>> START Record extracts

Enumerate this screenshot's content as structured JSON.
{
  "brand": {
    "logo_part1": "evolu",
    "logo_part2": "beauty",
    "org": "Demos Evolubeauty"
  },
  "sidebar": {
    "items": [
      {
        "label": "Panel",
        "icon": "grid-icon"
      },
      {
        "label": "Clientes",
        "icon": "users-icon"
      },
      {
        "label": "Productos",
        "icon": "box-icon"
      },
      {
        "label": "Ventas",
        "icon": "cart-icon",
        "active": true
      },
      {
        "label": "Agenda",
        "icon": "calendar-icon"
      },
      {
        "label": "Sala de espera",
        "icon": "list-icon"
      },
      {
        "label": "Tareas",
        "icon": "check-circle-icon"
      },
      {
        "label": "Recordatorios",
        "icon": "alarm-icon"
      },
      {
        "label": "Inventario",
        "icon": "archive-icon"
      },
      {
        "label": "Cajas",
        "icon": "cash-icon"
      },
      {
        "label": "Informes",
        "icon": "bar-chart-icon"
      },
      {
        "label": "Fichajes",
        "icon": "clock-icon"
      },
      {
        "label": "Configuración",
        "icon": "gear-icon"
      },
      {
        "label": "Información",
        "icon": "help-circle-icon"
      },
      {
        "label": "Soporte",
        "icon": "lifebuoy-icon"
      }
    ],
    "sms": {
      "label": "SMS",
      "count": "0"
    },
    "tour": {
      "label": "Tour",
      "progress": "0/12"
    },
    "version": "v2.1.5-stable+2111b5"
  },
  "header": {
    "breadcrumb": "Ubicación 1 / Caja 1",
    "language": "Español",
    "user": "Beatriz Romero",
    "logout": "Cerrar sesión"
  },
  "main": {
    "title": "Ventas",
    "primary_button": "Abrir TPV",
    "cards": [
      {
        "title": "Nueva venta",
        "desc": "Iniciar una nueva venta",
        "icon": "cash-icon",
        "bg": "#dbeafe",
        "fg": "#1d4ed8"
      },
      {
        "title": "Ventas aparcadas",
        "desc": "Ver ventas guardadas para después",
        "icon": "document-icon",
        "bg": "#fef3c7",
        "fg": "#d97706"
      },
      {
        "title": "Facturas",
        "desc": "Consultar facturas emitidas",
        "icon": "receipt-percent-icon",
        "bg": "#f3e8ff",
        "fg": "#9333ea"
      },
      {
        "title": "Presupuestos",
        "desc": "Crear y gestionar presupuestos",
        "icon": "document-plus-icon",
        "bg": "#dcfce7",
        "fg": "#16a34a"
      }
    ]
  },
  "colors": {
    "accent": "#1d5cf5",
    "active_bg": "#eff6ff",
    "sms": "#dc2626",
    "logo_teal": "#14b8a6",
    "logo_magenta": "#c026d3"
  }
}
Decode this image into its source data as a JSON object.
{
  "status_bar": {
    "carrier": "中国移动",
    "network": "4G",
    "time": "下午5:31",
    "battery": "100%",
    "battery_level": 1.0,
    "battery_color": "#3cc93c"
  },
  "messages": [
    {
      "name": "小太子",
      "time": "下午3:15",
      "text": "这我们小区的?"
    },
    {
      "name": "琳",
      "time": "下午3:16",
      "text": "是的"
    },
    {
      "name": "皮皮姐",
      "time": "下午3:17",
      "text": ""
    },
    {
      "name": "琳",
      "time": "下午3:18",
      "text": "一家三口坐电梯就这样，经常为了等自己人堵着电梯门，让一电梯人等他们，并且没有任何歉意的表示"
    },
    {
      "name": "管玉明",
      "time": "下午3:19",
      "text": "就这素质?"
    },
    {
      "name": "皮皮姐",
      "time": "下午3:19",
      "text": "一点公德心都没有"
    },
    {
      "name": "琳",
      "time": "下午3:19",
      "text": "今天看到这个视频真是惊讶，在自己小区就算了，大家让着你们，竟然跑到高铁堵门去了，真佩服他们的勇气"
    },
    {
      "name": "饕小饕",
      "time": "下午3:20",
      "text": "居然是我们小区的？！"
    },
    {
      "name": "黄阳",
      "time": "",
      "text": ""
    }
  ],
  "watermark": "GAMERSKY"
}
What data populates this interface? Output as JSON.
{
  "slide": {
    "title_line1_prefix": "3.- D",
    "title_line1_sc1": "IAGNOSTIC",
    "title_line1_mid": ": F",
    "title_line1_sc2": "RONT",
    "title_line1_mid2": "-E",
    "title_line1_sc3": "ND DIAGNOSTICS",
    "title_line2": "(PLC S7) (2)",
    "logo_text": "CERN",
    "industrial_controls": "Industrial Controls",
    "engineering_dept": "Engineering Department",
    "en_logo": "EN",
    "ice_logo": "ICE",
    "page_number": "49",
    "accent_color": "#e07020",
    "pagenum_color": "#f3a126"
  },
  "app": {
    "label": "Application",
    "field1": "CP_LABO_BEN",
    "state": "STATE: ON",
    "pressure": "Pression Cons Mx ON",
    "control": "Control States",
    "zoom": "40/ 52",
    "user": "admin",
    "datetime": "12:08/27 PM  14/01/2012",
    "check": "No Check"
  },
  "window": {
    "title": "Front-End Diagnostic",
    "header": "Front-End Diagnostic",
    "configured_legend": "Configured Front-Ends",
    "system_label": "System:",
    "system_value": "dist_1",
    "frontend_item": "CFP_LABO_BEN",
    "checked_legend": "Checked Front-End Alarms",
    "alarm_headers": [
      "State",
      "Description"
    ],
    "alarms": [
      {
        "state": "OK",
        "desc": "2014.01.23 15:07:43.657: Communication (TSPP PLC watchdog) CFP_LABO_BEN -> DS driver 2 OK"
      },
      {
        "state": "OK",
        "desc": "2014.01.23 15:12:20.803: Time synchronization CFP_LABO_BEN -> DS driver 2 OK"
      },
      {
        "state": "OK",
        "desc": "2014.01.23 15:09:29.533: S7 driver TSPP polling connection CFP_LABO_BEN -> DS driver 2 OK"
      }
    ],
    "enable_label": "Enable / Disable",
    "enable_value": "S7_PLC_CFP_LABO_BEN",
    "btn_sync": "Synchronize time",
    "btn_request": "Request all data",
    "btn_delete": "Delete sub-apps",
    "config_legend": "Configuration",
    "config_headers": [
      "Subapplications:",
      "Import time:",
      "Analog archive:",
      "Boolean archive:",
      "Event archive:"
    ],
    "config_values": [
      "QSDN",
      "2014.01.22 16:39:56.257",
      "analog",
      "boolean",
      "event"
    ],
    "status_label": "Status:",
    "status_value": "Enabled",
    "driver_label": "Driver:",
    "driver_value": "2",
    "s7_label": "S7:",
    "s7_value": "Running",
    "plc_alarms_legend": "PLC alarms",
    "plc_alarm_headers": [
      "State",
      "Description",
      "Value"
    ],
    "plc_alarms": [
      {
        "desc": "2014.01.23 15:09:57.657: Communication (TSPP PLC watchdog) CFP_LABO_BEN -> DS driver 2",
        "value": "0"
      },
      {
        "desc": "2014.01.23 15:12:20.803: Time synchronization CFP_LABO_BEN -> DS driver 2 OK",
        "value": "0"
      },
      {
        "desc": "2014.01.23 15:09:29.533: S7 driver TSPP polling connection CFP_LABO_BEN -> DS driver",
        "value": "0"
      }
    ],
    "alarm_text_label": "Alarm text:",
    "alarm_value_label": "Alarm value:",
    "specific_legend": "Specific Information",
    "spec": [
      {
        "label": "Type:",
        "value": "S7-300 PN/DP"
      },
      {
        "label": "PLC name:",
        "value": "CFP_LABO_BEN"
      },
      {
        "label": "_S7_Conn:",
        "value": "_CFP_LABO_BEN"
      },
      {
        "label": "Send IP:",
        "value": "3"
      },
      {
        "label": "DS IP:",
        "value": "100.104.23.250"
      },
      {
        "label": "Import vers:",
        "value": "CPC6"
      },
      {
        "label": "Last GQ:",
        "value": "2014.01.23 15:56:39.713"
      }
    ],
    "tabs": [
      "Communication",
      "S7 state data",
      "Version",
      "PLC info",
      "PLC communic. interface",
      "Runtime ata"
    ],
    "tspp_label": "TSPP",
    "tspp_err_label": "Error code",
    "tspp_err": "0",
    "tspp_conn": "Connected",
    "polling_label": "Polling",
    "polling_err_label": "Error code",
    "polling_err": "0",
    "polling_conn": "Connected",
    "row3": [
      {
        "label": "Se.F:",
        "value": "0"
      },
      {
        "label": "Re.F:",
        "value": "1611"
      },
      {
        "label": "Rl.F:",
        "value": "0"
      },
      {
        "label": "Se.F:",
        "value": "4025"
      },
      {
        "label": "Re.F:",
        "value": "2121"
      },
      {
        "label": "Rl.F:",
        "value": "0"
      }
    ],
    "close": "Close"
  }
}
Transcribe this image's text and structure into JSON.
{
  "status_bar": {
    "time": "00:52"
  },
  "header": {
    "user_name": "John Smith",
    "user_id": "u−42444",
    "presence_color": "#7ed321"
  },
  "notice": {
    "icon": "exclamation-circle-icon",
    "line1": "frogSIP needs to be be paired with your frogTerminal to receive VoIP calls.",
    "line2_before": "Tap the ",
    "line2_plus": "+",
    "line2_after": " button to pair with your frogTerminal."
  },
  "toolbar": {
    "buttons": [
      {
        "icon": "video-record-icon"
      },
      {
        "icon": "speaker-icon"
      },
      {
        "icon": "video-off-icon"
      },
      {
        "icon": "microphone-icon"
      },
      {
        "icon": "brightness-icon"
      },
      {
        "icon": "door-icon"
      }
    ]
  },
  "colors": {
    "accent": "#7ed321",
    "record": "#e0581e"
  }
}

>> END Record extracts

What you have to do:
Using the listing above, show every line that includes the string "this".

Completed exercise:
Enumerate this screenshot's content as structured JSON.
Decode this image into its source data as a JSON object.
What data populates this interface? Output as JSON.
Transcribe this image's text and structure into JSON.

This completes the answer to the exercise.